*Exercise requirements*
Only the pictures are to be left out; set down the rest of the records exactly.

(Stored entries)
— Begin —

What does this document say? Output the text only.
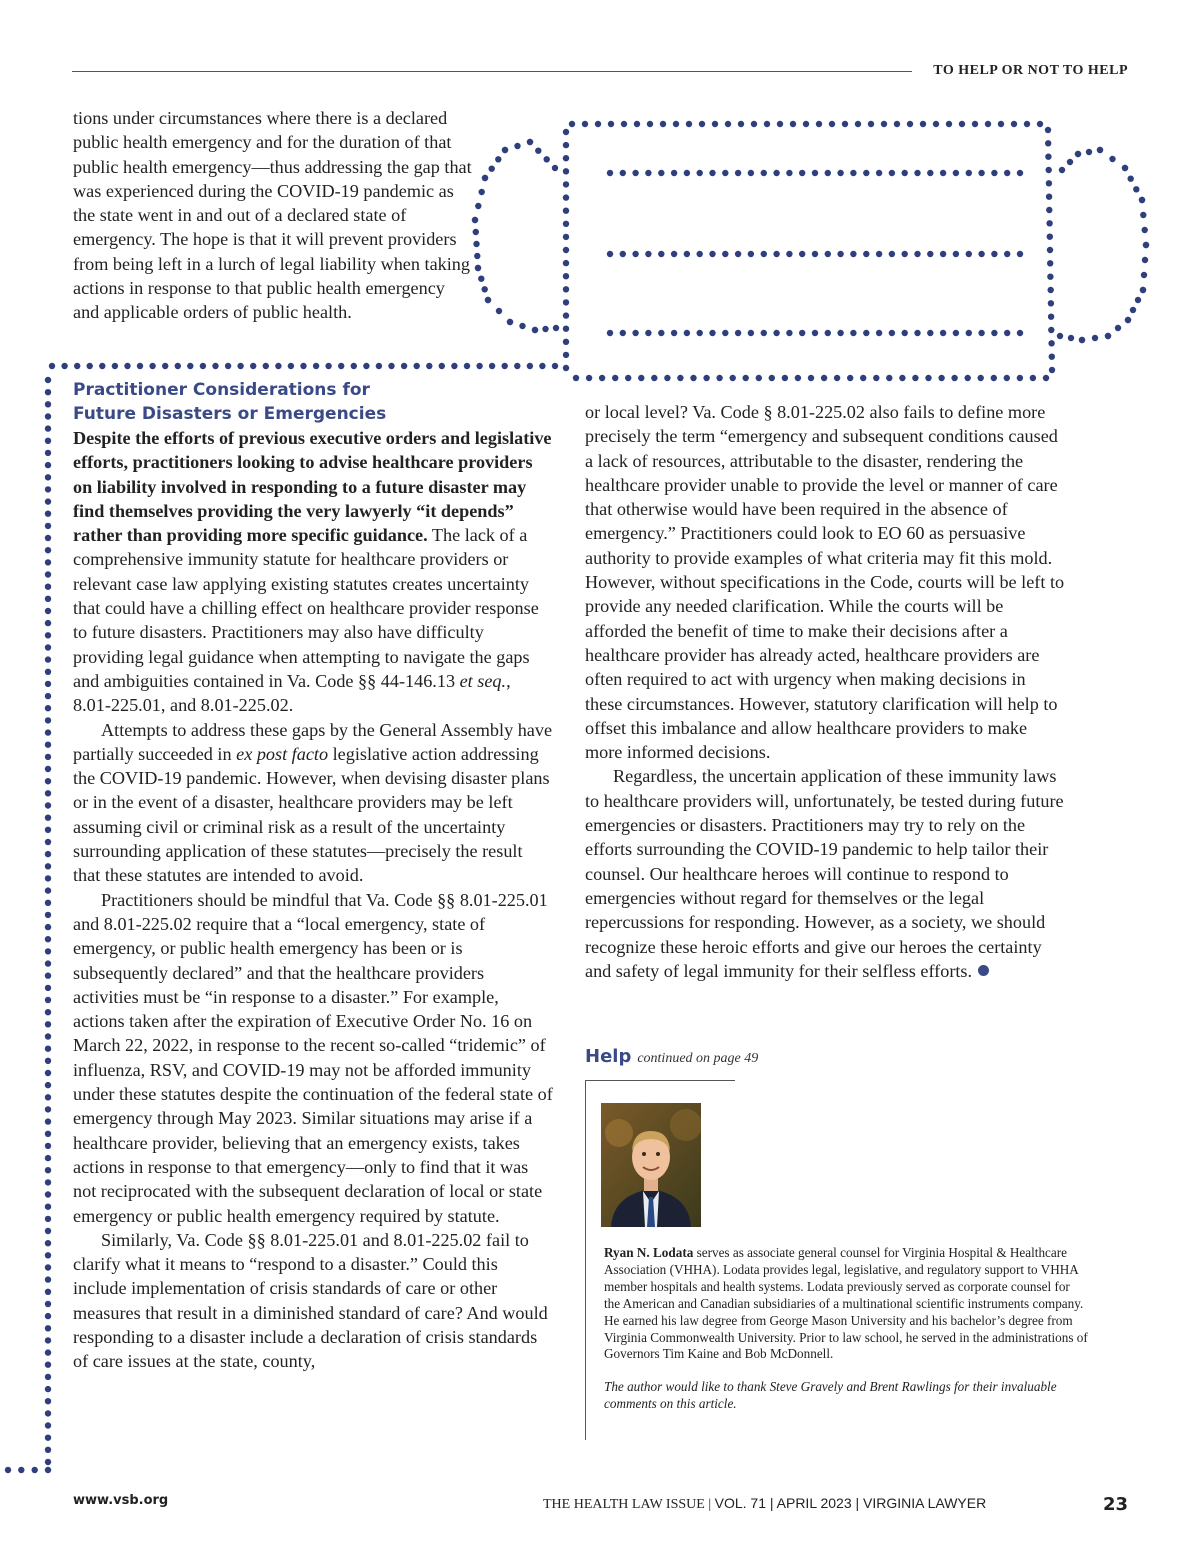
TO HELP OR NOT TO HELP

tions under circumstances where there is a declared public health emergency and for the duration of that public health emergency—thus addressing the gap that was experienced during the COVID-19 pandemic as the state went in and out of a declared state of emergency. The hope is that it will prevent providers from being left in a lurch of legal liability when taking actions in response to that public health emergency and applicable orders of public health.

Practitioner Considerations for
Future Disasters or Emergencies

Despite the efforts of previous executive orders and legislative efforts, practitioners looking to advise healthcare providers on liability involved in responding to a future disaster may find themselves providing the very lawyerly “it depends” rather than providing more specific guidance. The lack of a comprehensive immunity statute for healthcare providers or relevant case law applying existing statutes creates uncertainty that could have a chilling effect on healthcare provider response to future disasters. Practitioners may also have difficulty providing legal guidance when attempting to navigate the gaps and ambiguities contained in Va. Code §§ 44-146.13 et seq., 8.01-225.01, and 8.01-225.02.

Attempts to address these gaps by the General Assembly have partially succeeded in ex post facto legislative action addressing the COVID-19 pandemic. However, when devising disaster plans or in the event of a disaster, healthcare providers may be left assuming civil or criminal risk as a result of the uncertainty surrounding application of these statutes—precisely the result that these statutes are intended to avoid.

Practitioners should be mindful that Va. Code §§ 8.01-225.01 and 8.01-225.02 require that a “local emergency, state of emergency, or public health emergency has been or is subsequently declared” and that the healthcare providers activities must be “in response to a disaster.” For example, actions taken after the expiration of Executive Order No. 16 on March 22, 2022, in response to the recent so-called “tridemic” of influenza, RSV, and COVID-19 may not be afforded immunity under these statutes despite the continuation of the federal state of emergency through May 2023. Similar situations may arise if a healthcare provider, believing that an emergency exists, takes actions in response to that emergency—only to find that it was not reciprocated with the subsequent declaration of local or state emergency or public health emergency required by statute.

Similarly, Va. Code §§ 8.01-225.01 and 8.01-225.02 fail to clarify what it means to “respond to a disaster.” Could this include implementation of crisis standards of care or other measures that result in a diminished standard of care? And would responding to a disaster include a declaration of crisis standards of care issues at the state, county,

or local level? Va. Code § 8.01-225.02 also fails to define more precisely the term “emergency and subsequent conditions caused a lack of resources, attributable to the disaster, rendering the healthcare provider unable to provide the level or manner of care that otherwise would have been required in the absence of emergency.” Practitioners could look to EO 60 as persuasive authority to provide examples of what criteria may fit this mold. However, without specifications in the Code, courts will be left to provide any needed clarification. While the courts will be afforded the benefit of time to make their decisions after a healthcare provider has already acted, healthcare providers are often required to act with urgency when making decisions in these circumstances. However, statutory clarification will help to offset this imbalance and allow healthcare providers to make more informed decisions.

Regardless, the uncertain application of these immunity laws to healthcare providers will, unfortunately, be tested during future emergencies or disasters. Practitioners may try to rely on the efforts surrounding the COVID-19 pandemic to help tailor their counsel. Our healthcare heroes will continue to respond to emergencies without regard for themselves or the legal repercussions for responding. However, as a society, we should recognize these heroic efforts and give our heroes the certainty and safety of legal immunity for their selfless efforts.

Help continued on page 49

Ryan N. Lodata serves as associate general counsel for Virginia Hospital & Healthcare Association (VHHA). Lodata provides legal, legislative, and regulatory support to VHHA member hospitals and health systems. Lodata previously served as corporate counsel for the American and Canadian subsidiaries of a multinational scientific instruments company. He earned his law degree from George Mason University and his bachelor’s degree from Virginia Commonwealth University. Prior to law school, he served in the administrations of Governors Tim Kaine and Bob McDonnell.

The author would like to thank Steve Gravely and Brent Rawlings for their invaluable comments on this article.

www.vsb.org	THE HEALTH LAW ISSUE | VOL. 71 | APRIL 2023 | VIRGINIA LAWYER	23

— End —

*Completed task*
What does this document say? Output the text only.
TO HELP OR NOT TO HELP

tions under circumstances where there is a declared public health emergency and for the duration of that public health emergency—thus addressing the gap that was experienced during the COVID-19 pandemic as the state went in and out of a declared state of emergency. The hope is that it will prevent providers from being left in a lurch of legal liability when taking actions in response to that public health emergency and applicable orders of public health.

Practitioner Considerations for
Future Disasters or Emergencies

Despite the efforts of previous executive orders and legislative efforts, practitioners looking to advise healthcare providers on liability involved in responding to a future disaster may find themselves providing the very lawyerly “it depends” rather than providing more specific guidance. The lack of a comprehensive immunity statute for healthcare providers or relevant case law applying existing statutes creates uncertainty that could have a chilling effect on healthcare provider response to future disasters. Practitioners may also have difficulty providing legal guidance when attempting to navigate the gaps and ambiguities contained in Va. Code §§ 44-146.13 et seq., 8.01-225.01, and 8.01-225.02.

Attempts to address these gaps by the General Assembly have partially succeeded in ex post facto legislative action addressing the COVID-19 pandemic. However, when devising disaster plans or in the event of a disaster, healthcare providers may be left assuming civil or criminal risk as a result of the uncertainty surrounding application of these statutes—precisely the result that these statutes are intended to avoid.

Practitioners should be mindful that Va. Code §§ 8.01-225.01 and 8.01-225.02 require that a “local emergency, state of emergency, or public health emergency has been or is subsequently declared” and that the healthcare providers activities must be “in response to a disaster.” For example, actions taken after the expiration of Executive Order No. 16 on March 22, 2022, in response to the recent so-called “tridemic” of influenza, RSV, and COVID-19 may not be afforded immunity under these statutes despite the continuation of the federal state of emergency through May 2023. Similar situations may arise if a healthcare provider, believing that an emergency exists, takes actions in response to that emergency—only to find that it was not reciprocated with the subsequent declaration of local or state emergency or public health emergency required by statute.

Similarly, Va. Code §§ 8.01-225.01 and 8.01-225.02 fail to clarify what it means to “respond to a disaster.” Could this include implementation of crisis standards of care or other measures that result in a diminished standard of care? And would responding to a disaster include a declaration of crisis standards of care issues at the state, county,

or local level? Va. Code § 8.01-225.02 also fails to define more precisely the term “emergency and subsequent conditions caused a lack of resources, attributable to the disaster, rendering the healthcare provider unable to provide the level or manner of care that otherwise would have been required in the absence of emergency.” Practitioners could look to EO 60 as persuasive authority to provide examples of what criteria may fit this mold. However, without specifications in the Code, courts will be left to provide any needed clarification. While the courts will be afforded the benefit of time to make their decisions after a healthcare provider has already acted, healthcare providers are often required to act with urgency when making decisions in these circumstances. However, statutory clarification will help to offset this imbalance and allow healthcare providers to make more informed decisions.

Regardless, the uncertain application of these immunity laws to healthcare providers will, unfortunately, be tested during future emergencies or disasters. Practitioners may try to rely on the efforts surrounding the COVID-19 pandemic to help tailor their counsel. Our healthcare heroes will continue to respond to emergencies without regard for themselves or the legal repercussions for responding. However, as a society, we should recognize these heroic efforts and give our heroes the certainty and safety of legal immunity for their selfless efforts.

Help continued on page 49

Ryan N. Lodata serves as associate general counsel for Virginia Hospital & Healthcare Association (VHHA). Lodata provides legal, legislative, and regulatory support to VHHA member hospitals and health systems. Lodata previously served as corporate counsel for the American and Canadian subsidiaries of a multinational scientific instruments company. He earned his law degree from George Mason University and his bachelor’s degree from Virginia Commonwealth University. Prior to law school, he served in the administrations of Governors Tim Kaine and Bob McDonnell.

The author would like to thank Steve Gravely and Brent Rawlings for their invaluable comments on this article.

www.vsb.org	THE HEALTH LAW ISSUE | VOL. 71 | APRIL 2023 | VIRGINIA LAWYER	23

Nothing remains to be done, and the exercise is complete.